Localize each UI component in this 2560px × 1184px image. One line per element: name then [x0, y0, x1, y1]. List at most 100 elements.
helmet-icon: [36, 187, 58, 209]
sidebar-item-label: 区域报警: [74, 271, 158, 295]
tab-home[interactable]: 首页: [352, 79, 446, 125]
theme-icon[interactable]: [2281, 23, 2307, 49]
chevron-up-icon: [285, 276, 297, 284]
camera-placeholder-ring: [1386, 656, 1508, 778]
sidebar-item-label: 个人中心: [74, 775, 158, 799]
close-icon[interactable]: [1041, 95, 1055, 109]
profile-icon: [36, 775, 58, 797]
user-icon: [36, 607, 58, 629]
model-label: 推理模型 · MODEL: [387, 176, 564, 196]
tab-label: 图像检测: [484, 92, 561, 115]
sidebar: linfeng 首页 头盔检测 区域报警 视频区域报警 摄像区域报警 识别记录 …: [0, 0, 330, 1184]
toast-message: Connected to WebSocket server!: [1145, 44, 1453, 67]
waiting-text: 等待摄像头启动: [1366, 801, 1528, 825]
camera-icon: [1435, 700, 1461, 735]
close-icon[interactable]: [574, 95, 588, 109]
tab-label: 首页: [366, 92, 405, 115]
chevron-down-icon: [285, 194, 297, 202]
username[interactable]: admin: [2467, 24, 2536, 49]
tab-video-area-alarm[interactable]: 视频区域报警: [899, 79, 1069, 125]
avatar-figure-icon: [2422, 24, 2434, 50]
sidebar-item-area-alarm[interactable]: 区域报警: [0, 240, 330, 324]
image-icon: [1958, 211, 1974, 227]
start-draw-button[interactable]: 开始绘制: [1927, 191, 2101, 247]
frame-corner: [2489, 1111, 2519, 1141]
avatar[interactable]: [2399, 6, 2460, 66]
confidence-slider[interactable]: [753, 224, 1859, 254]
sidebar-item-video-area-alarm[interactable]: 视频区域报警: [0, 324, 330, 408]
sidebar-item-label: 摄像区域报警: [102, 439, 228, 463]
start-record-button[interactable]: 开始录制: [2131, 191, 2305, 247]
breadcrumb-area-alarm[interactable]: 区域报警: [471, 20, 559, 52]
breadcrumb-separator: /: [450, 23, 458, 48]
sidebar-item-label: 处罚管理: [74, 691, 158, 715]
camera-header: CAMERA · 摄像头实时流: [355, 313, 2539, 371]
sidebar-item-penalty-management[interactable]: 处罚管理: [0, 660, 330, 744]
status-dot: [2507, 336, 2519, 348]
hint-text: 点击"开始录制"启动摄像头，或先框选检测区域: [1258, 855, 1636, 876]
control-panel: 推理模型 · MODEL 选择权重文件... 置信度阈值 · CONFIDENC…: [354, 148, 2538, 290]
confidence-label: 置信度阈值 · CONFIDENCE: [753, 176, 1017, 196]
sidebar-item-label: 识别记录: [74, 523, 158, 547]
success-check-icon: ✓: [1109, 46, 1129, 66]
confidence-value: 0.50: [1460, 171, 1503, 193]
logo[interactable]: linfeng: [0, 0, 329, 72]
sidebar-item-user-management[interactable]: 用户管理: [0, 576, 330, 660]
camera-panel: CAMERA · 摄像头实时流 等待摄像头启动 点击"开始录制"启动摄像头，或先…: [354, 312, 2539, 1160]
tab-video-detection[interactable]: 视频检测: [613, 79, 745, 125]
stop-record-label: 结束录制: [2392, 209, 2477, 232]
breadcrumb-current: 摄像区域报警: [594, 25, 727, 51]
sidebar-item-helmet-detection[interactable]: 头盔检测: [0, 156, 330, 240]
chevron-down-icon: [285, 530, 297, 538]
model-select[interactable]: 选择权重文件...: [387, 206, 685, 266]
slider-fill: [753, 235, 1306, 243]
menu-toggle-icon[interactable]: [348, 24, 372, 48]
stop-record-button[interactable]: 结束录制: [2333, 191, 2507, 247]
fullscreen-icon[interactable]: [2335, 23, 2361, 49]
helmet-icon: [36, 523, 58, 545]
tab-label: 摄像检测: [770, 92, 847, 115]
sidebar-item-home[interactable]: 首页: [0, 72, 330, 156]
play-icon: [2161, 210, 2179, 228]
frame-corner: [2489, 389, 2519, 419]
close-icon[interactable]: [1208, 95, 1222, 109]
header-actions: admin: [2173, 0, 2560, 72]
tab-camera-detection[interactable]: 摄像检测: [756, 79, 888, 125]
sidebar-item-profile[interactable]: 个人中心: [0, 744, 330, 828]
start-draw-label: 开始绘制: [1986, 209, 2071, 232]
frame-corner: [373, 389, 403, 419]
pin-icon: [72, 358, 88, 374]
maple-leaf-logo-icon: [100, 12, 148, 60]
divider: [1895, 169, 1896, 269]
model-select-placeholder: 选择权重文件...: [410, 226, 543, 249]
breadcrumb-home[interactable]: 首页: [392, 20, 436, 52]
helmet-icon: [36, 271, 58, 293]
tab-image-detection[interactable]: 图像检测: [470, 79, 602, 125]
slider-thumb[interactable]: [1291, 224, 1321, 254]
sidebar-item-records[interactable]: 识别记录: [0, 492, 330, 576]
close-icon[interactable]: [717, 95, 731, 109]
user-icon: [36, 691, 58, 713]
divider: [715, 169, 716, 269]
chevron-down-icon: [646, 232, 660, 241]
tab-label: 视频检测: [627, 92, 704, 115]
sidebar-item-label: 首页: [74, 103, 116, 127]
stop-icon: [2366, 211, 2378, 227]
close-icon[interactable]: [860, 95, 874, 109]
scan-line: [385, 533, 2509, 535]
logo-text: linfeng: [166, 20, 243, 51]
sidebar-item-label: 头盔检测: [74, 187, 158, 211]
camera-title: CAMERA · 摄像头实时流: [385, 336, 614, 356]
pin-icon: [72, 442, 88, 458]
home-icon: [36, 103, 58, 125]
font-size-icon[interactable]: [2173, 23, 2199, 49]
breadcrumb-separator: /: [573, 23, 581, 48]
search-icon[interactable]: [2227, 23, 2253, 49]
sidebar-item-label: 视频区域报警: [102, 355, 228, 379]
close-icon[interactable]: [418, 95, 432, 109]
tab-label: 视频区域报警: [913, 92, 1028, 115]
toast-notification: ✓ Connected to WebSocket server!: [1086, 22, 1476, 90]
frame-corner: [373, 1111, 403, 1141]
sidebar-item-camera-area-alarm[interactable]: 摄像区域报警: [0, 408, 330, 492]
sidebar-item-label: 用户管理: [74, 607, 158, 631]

################

To be done -
Update the items, beginning at the start of the items and stopping after the line that contains "logo[interactable]: linfeng: [0, 0, 329, 72]". Rewrite those lines with "confidence-slider" replaced by "threshold-slider" and everything else unchanged.

Full solution -
Localize each UI component in this 2560px × 1184px image. One line per element: name then [x0, y0, x1, y1]. List at most 100 elements.
helmet-icon: [36, 187, 58, 209]
sidebar-item-label: 区域报警: [74, 271, 158, 295]
tab-home[interactable]: 首页: [352, 79, 446, 125]
theme-icon[interactable]: [2281, 23, 2307, 49]
chevron-up-icon: [285, 276, 297, 284]
camera-placeholder-ring: [1386, 656, 1508, 778]
sidebar-item-label: 个人中心: [74, 775, 158, 799]
close-icon[interactable]: [1041, 95, 1055, 109]
profile-icon: [36, 775, 58, 797]
user-icon: [36, 607, 58, 629]
model-label: 推理模型 · MODEL: [387, 176, 564, 196]
tab-label: 图像检测: [484, 92, 561, 115]
sidebar: linfeng 首页 头盔检测 区域报警 视频区域报警 摄像区域报警 识别记录 …: [0, 0, 330, 1184]
toast-message: Connected to WebSocket server!: [1145, 44, 1453, 67]
waiting-text: 等待摄像头启动: [1366, 801, 1528, 825]
camera-icon: [1435, 700, 1461, 735]
close-icon[interactable]: [574, 95, 588, 109]
tab-label: 首页: [366, 92, 405, 115]
chevron-down-icon: [285, 194, 297, 202]
username[interactable]: admin: [2467, 24, 2536, 49]
tab-video-area-alarm[interactable]: 视频区域报警: [899, 79, 1069, 125]
avatar-figure-icon: [2422, 24, 2434, 50]
sidebar-item-area-alarm[interactable]: 区域报警: [0, 240, 330, 324]
image-icon: [1958, 211, 1974, 227]
start-draw-button[interactable]: 开始绘制: [1927, 191, 2101, 247]
frame-corner: [2489, 1111, 2519, 1141]
avatar[interactable]: [2399, 6, 2460, 66]
threshold-slider[interactable]: [753, 224, 1859, 254]
sidebar-item-video-area-alarm[interactable]: 视频区域报警: [0, 324, 330, 408]
sidebar-item-label: 摄像区域报警: [102, 439, 228, 463]
start-record-button[interactable]: 开始录制: [2131, 191, 2305, 247]
breadcrumb-area-alarm[interactable]: 区域报警: [471, 20, 559, 52]
breadcrumb-separator: /: [450, 23, 458, 48]
sidebar-item-label: 处罚管理: [74, 691, 158, 715]
camera-header: CAMERA · 摄像头实时流: [355, 313, 2539, 371]
sidebar-item-penalty-management[interactable]: 处罚管理: [0, 660, 330, 744]
status-dot: [2507, 336, 2519, 348]
hint-text: 点击"开始录制"启动摄像头，或先框选检测区域: [1258, 855, 1636, 876]
control-panel: 推理模型 · MODEL 选择权重文件... 置信度阈值 · CONFIDENC…: [354, 148, 2538, 290]
confidence-label: 置信度阈值 · CONFIDENCE: [753, 176, 1017, 196]
sidebar-item-label: 识别记录: [74, 523, 158, 547]
success-check-icon: ✓: [1109, 46, 1129, 66]
confidence-value: 0.50: [1460, 171, 1503, 193]
logo[interactable]: linfeng: [0, 0, 329, 72]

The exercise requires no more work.